>> Begin EXTRACTED RECORDS

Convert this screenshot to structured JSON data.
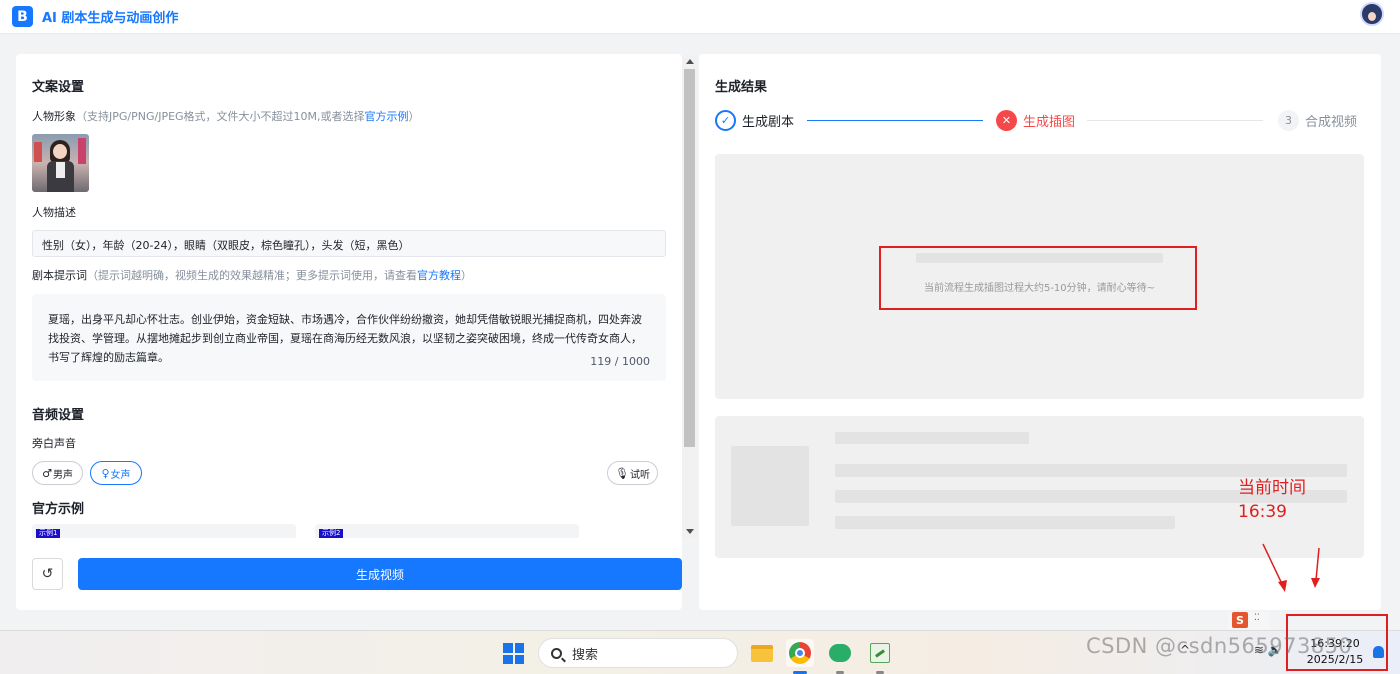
{
  "app": {
    "logo_letter": "B",
    "title": "AI 剧本生成与动画创作"
  },
  "left": {
    "copy_settings_title": "文案设置",
    "character_image_label": "人物形象",
    "character_image_hint": "（支持JPG/PNG/JPEG格式，文件大小不超过10M,或者选择",
    "character_image_link": "官方示例",
    "character_image_hint_end": "）",
    "character_desc_label": "人物描述",
    "character_desc_value": "性别（女），年龄（20-24），眼睛（双眼皮，棕色瞳孔），头发（短，黑色）",
    "prompt_label": "剧本提示词",
    "prompt_hint": "（提示词越明确，视频生成的效果越精准；更多提示词使用，请查看",
    "prompt_link": "官方教程",
    "prompt_hint_end": "）",
    "prompt_value": "夏瑶，出身平凡却心怀壮志。创业伊始，资金短缺、市场遇冷，合作伙伴纷纷撤资，她却凭借敏锐眼光捕捉商机，四处奔波找投资、学管理。从摆地摊起步到创立商业帝国，夏瑶在商海历经无数风浪，以坚韧之姿突破困境，终成一代传奇女商人，书写了辉煌的励志篇章。",
    "prompt_count": "119 / 1000",
    "audio_title": "音频设置",
    "narration_label": "旁白声音",
    "male_voice": "男声",
    "female_voice": "女声",
    "listen": "试听",
    "examples_title": "官方示例",
    "example_tags": [
      "示例1",
      "示例2"
    ],
    "generate_button": "生成视频"
  },
  "right": {
    "result_title": "生成结果",
    "steps": [
      {
        "label": "生成剧本",
        "status": "done"
      },
      {
        "label": "生成插图",
        "status": "error"
      },
      {
        "label": "合成视频",
        "status": "wait",
        "number": "3"
      }
    ],
    "wait_message": "当前流程生成插图过程大约5-10分钟，请耐心等待~"
  },
  "annotation": {
    "text_line1": "当前时间",
    "text_line2": "16:39"
  },
  "taskbar": {
    "search_placeholder": "搜索",
    "time": "16:39:20",
    "date": "2025/2/15"
  },
  "watermark": "CSDN @csdn565973850",
  "colors": {
    "accent": "#1677ff",
    "error": "#f5484a",
    "annotation": "#e02020"
  }
}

>> End EXTRACTED RECORDS

■ **TASK REQUIREMENTS**: Write the entries above out again exactly, but not the pictures.

■ **REPLY**:
Convert this screenshot to structured JSON data.
{
  "app": {
    "logo_letter": "B",
    "title": "AI 剧本生成与动画创作"
  },
  "left": {
    "copy_settings_title": "文案设置",
    "character_image_label": "人物形象",
    "character_image_hint": "（支持JPG/PNG/JPEG格式，文件大小不超过10M,或者选择",
    "character_image_link": "官方示例",
    "character_image_hint_end": "）",
    "character_desc_label": "人物描述",
    "character_desc_value": "性别（女），年龄（20-24），眼睛（双眼皮，棕色瞳孔），头发（短，黑色）",
    "prompt_label": "剧本提示词",
    "prompt_hint": "（提示词越明确，视频生成的效果越精准；更多提示词使用，请查看",
    "prompt_link": "官方教程",
    "prompt_hint_end": "）",
    "prompt_value": "夏瑶，出身平凡却心怀壮志。创业伊始，资金短缺、市场遇冷，合作伙伴纷纷撤资，她却凭借敏锐眼光捕捉商机，四处奔波找投资、学管理。从摆地摊起步到创立商业帝国，夏瑶在商海历经无数风浪，以坚韧之姿突破困境，终成一代传奇女商人，书写了辉煌的励志篇章。",
    "prompt_count": "119 / 1000",
    "audio_title": "音频设置",
    "narration_label": "旁白声音",
    "male_voice": "男声",
    "female_voice": "女声",
    "listen": "试听",
    "examples_title": "官方示例",
    "example_tags": [
      "示例1",
      "示例2"
    ],
    "generate_button": "生成视频"
  },
  "right": {
    "result_title": "生成结果",
    "steps": [
      {
        "label": "生成剧本",
        "status": "done"
      },
      {
        "label": "生成插图",
        "status": "error"
      },
      {
        "label": "合成视频",
        "status": "wait",
        "number": "3"
      }
    ],
    "wait_message": "当前流程生成插图过程大约5-10分钟，请耐心等待~"
  },
  "annotation": {
    "text_line1": "当前时间",
    "text_line2": "16:39"
  },
  "taskbar": {
    "search_placeholder": "搜索",
    "time": "16:39:20",
    "date": "2025/2/15"
  },
  "watermark": "CSDN @csdn565973850",
  "colors": {
    "accent": "#1677ff",
    "error": "#f5484a",
    "annotation": "#e02020"
  }
}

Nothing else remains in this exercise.